*** The data Section Begins ***
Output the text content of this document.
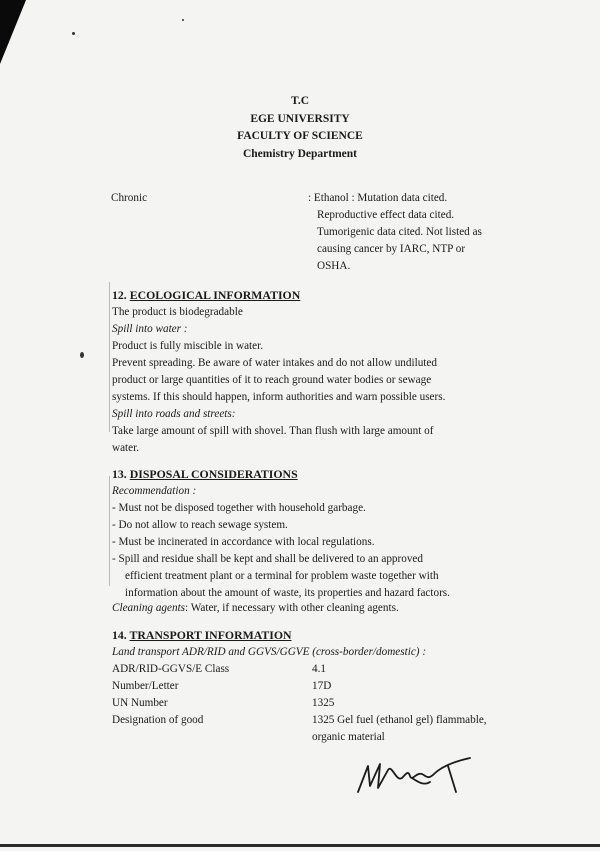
T.C
EGE UNIVERSITY
FACULTY OF SCIENCE
Chemistry Department
Chronic	: Ethanol : Mutation data cited.
Reproductive effect data cited.
Tumorigenic data cited. Not listed as
causing cancer by IARC, NTP or
OSHA.
12. ECOLOGICAL INFORMATION
The product is biodegradable
Spill into water :
Product is fully miscible in water.
Prevent spreading. Be aware of water intakes and do not allow undiluted
product or large quantities of it to reach ground water bodies or sewage
systems. If this should happen, inform authorities and warn possible users.
Spill into roads and streets:
Take large amount of spill with shovel. Than flush with large amount of
water.
13. DISPOSAL CONSIDERATIONS
Recommendation :
- Must not be disposed together with household garbage.
- Do not allow to reach sewage system.
- Must be incinerated in accordance with local regulations.
- Spill and residue shall be kept and shall be delivered to an approved
efficient treatment plant or a terminal for problem waste together with
information about the amount of waste, its properties and hazard factors.
Cleaning agents: Water, if necessary with other cleaning agents.
14. TRANSPORT INFORMATION
Land transport ADR/RID and GGVS/GGVE (cross-border/domestic) :
ADR/RID-GGVS/E Class	4.1
Number/Letter	17D
UN Number	1325
Designation of good	1325 Gel fuel (ethanol gel) flammable,
organic material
*** The data Section Ends ***
_Task instructions_
Nothing but the records, copied exactly and stripped of pictures, should be returned.

_Task response_
Output the text content of this document.
T.C
EGE UNIVERSITY
FACULTY OF SCIENCE
Chemistry Department
Chronic	: Ethanol : Mutation data cited.
Reproductive effect data cited.
Tumorigenic data cited. Not listed as
causing cancer by IARC, NTP or
OSHA.
12. ECOLOGICAL INFORMATION
The product is biodegradable
Spill into water :
Product is fully miscible in water.
Prevent spreading. Be aware of water intakes and do not allow undiluted
product or large quantities of it to reach ground water bodies or sewage
systems. If this should happen, inform authorities and warn possible users.
Spill into roads and streets:
Take large amount of spill with shovel. Than flush with large amount of
water.
13. DISPOSAL CONSIDERATIONS
Recommendation :
- Must not be disposed together with household garbage.
- Do not allow to reach sewage system.
- Must be incinerated in accordance with local regulations.
- Spill and residue shall be kept and shall be delivered to an approved
efficient treatment plant or a terminal for problem waste together with
information about the amount of waste, its properties and hazard factors.
Cleaning agents: Water, if necessary with other cleaning agents.
14. TRANSPORT INFORMATION
Land transport ADR/RID and GGVS/GGVE (cross-border/domestic) :
ADR/RID-GGVS/E Class	4.1
Number/Letter	17D
UN Number	1325
Designation of good	1325 Gel fuel (ethanol gel) flammable,
organic material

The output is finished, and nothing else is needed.